→ **DATA SUPPLIED**:
════════════════

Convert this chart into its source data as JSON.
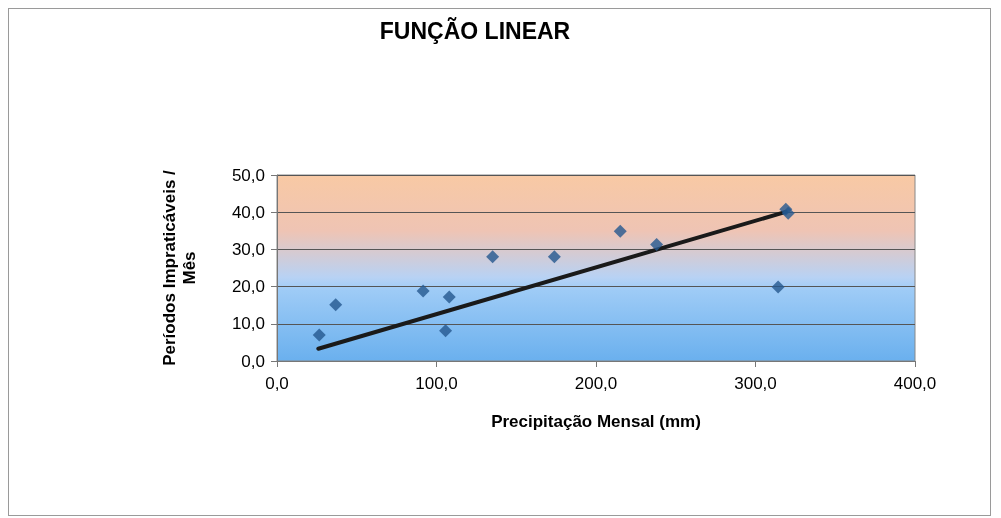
{
  "chart_data": {
    "type": "scatter",
    "title": "FUNÇÃO LINEAR",
    "xlabel": "Precipitação Mensal (mm)",
    "ylabel": "Períodos Impraticáveis / Mês",
    "series": [
      {
        "color": "#24578f",
        "marker": "diamond",
        "x": [
          26.5,
          36.8,
          91.6,
          105.7,
          108,
          135.2,
          173.9,
          215.2,
          238,
          314.2,
          319,
          320.5
        ],
        "values": [
          7.0,
          15.1,
          18.8,
          8.1,
          17.2,
          28.0,
          28.0,
          34.9,
          31.3,
          19.9,
          40.8,
          39.7
        ]
      },
      {
        "type": "line",
        "color": "#1a1a1a",
        "marker": "none",
        "line_style": "solid",
        "x": [
          25.9,
          319
        ],
        "values": [
          3.3,
          40.1
        ]
      }
    ],
    "xlim": [
      0,
      400
    ],
    "xticks": [
      {
        "value": 0,
        "label": "0,0"
      },
      {
        "value": 100,
        "label": "100,0"
      },
      {
        "value": 200,
        "label": "200,0"
      },
      {
        "value": 300,
        "label": "300,0"
      },
      {
        "value": 400,
        "label": "400,0"
      }
    ],
    "ylim": [
      0,
      50
    ],
    "yticks": [
      {
        "value": 0,
        "label": "0,0"
      },
      {
        "value": 10,
        "label": "10,0"
      },
      {
        "value": 20,
        "label": "20,0"
      },
      {
        "value": 30,
        "label": "30,0"
      },
      {
        "value": 40,
        "label": "40,0"
      },
      {
        "value": 50,
        "label": "50,0"
      }
    ],
    "grid": "y"
  }
}
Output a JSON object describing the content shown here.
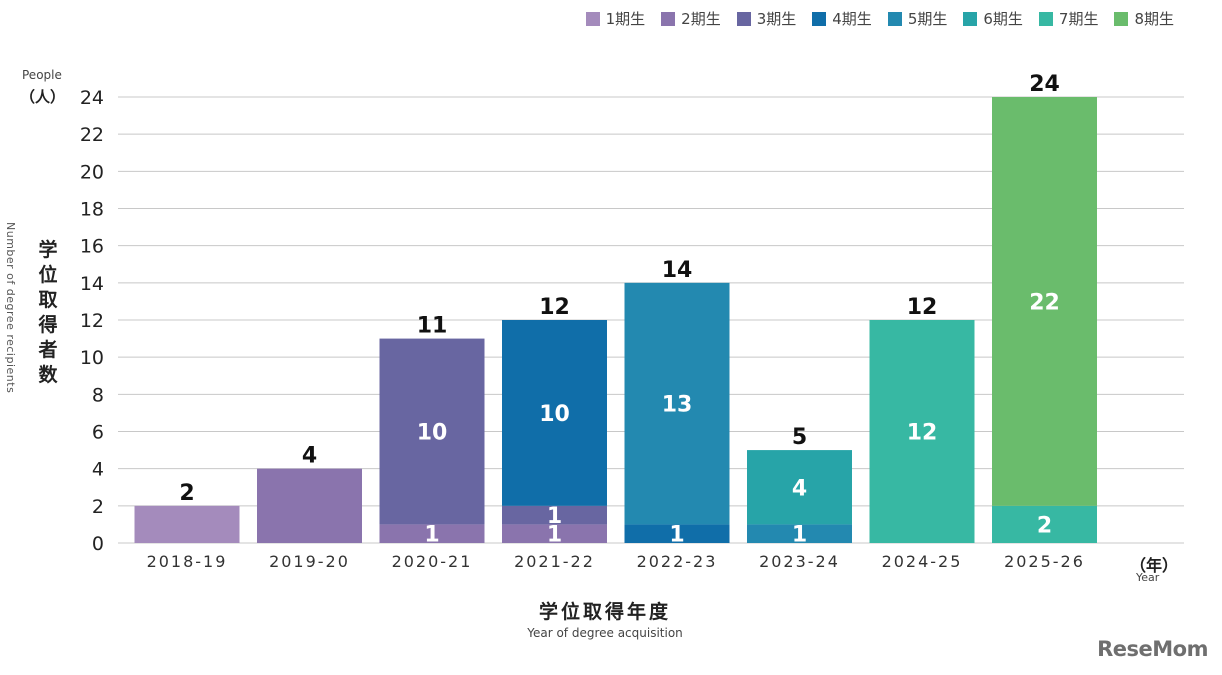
{
  "people_label": "People",
  "people_unit": "（人）",
  "ylabel_jp": "学位取得者数",
  "ylabel_en": "Number of degree recipients",
  "xtitle_jp": "学位取得年度",
  "xtitle_en": "Year of degree acquisition",
  "year_unit_jp": "（年）",
  "year_unit_en": "Year",
  "logo_text": "ReseMom",
  "chart_data": {
    "type": "bar",
    "stacked": true,
    "categories": [
      "2018-19",
      "2019-20",
      "2020-21",
      "2021-22",
      "2022-23",
      "2023-24",
      "2024-25",
      "2025-26"
    ],
    "ylim": [
      0,
      24
    ],
    "yticks": [
      0,
      2,
      4,
      6,
      8,
      10,
      12,
      14,
      16,
      18,
      20,
      22,
      24
    ],
    "grid": true,
    "legend_position": "top-right",
    "totals": [
      2,
      4,
      11,
      12,
      14,
      5,
      12,
      24
    ],
    "series": [
      {
        "name": "1期生",
        "color": "#a48bbc",
        "values": [
          2,
          0,
          0,
          0,
          0,
          0,
          0,
          0
        ],
        "labels": [
          null,
          null,
          null,
          null,
          null,
          null,
          null,
          null
        ]
      },
      {
        "name": "2期生",
        "color": "#8a74ad",
        "values": [
          0,
          4,
          1,
          1,
          0,
          0,
          0,
          0
        ],
        "labels": [
          null,
          null,
          "1",
          "1",
          null,
          null,
          null,
          null
        ]
      },
      {
        "name": "3期生",
        "color": "#6866a1",
        "values": [
          0,
          0,
          10,
          1,
          0,
          0,
          0,
          0
        ],
        "labels": [
          null,
          null,
          "10",
          "1",
          null,
          null,
          null,
          null
        ]
      },
      {
        "name": "4期生",
        "color": "#106ea9",
        "values": [
          0,
          0,
          0,
          10,
          1,
          0,
          0,
          0
        ],
        "labels": [
          null,
          null,
          null,
          "10",
          "1",
          null,
          null,
          null
        ]
      },
      {
        "name": "5期生",
        "color": "#2389b0",
        "values": [
          0,
          0,
          0,
          0,
          13,
          1,
          0,
          0
        ],
        "labels": [
          null,
          null,
          null,
          null,
          "13",
          "1",
          null,
          null
        ]
      },
      {
        "name": "6期生",
        "color": "#27a4a8",
        "values": [
          0,
          0,
          0,
          0,
          0,
          4,
          0,
          0
        ],
        "labels": [
          null,
          null,
          null,
          null,
          null,
          "4",
          null,
          null
        ]
      },
      {
        "name": "7期生",
        "color": "#37b8a3",
        "values": [
          0,
          0,
          0,
          0,
          0,
          0,
          12,
          2
        ],
        "labels": [
          null,
          null,
          null,
          null,
          null,
          null,
          "12",
          "2"
        ]
      },
      {
        "name": "8期生",
        "color": "#6abc6c",
        "values": [
          0,
          0,
          0,
          0,
          0,
          0,
          0,
          22
        ],
        "labels": [
          null,
          null,
          null,
          null,
          null,
          null,
          null,
          "22"
        ]
      }
    ]
  }
}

════════════════

→ **REQUIRED TASK**:
Report the number of lines above containing the word "JSON", with no other text.

→ **COMPLETED EXERCISE**:
2